-- DIRECTIVE --
Retype the material below. Keep every word exactly as it is.

-- SUPPLIED MATERIAL --
━━━━

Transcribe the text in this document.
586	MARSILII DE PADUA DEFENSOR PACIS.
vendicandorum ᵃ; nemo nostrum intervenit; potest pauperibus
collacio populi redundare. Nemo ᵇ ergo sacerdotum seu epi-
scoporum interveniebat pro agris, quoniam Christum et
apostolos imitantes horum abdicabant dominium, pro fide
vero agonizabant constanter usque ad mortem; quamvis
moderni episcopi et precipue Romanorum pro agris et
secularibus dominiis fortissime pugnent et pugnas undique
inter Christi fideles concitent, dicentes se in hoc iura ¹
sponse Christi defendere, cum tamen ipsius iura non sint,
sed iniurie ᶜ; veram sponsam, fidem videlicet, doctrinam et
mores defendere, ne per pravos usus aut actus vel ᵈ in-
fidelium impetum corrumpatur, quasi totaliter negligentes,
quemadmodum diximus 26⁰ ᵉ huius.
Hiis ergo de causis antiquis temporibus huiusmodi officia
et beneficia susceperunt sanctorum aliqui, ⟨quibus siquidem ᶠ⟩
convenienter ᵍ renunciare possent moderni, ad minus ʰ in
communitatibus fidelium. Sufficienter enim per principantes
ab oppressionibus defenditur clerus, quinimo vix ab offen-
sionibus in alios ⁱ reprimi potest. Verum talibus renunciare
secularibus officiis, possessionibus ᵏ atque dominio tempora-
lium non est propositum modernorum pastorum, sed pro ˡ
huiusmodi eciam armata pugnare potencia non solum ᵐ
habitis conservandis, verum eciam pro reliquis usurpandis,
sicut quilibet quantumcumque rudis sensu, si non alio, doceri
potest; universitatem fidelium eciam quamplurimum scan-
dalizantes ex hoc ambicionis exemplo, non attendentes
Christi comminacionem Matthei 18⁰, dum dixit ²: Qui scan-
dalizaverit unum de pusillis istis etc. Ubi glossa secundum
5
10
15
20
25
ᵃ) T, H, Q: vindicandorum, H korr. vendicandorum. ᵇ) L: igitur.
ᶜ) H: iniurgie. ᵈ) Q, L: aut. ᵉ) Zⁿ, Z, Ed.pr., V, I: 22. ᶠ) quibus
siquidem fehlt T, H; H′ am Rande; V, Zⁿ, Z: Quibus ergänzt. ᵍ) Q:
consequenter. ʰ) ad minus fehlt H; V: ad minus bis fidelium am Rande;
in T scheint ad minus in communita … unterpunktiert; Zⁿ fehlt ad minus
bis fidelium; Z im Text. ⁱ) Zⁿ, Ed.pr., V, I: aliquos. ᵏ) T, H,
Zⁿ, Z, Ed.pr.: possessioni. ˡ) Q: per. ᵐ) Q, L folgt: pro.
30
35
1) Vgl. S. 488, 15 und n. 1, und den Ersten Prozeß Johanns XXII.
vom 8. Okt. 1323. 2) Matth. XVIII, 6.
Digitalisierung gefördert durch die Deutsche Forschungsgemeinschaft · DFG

━━━━

-- WRITTEN ANSWER --
Transcribe the text in this document.
586	MARSILII DE PADUA DEFENSOR PACIS.
vendicandorum ᵃ; nemo nostrum intervenit; potest pauperibus
collacio populi redundare. Nemo ᵇ ergo sacerdotum seu epi-
scoporum interveniebat pro agris, quoniam Christum et
apostolos imitantes horum abdicabant dominium, pro fide
vero agonizabant constanter usque ad mortem; quamvis
moderni episcopi et precipue Romanorum pro agris et
secularibus dominiis fortissime pugnent et pugnas undique
inter Christi fideles concitent, dicentes se in hoc iura ¹
sponse Christi defendere, cum tamen ipsius iura non sint,
sed iniurie ᶜ; veram sponsam, fidem videlicet, doctrinam et
mores defendere, ne per pravos usus aut actus vel ᵈ in-
fidelium impetum corrumpatur, quasi totaliter negligentes,
quemadmodum diximus 26⁰ ᵉ huius.
Hiis ergo de causis antiquis temporibus huiusmodi officia
et beneficia susceperunt sanctorum aliqui, ⟨quibus siquidem ᶠ⟩
convenienter ᵍ renunciare possent moderni, ad minus ʰ in
communitatibus fidelium. Sufficienter enim per principantes
ab oppressionibus defenditur clerus, quinimo vix ab offen-
sionibus in alios ⁱ reprimi potest. Verum talibus renunciare
secularibus officiis, possessionibus ᵏ atque dominio tempora-
lium non est propositum modernorum pastorum, sed pro ˡ
huiusmodi eciam armata pugnare potencia non solum ᵐ
habitis conservandis, verum eciam pro reliquis usurpandis,
sicut quilibet quantumcumque rudis sensu, si non alio, doceri
potest; universitatem fidelium eciam quamplurimum scan-
dalizantes ex hoc ambicionis exemplo, non attendentes
Christi comminacionem Matthei 18⁰, dum dixit ²: Qui scan-
dalizaverit unum de pusillis istis etc. Ubi glossa secundum
5
10
15
20
25
ᵃ) T, H, Q: vindicandorum, H korr. vendicandorum. ᵇ) L: igitur.
ᶜ) H: iniurgie. ᵈ) Q, L: aut. ᵉ) Zⁿ, Z, Ed.pr., V, I: 22. ᶠ) quibus
siquidem fehlt T, H; H′ am Rande; V, Zⁿ, Z: Quibus ergänzt. ᵍ) Q:
consequenter. ʰ) ad minus fehlt H; V: ad minus bis fidelium am Rande;
in T scheint ad minus in communita … unterpunktiert; Zⁿ fehlt ad minus
bis fidelium; Z im Text. ⁱ) Zⁿ, Ed.pr., V, I: aliquos. ᵏ) T, H,
Zⁿ, Z, Ed.pr.: possessioni. ˡ) Q: per. ᵐ) Q, L folgt: pro.
30
35
1) Vgl. S. 488, 15 und n. 1, und den Ersten Prozeß Johanns XXII.
vom 8. Okt. 1323. 2) Matth. XVIII, 6.
Digitalisierung gefördert durch die Deutsche Forschungsgemeinschaft · DFG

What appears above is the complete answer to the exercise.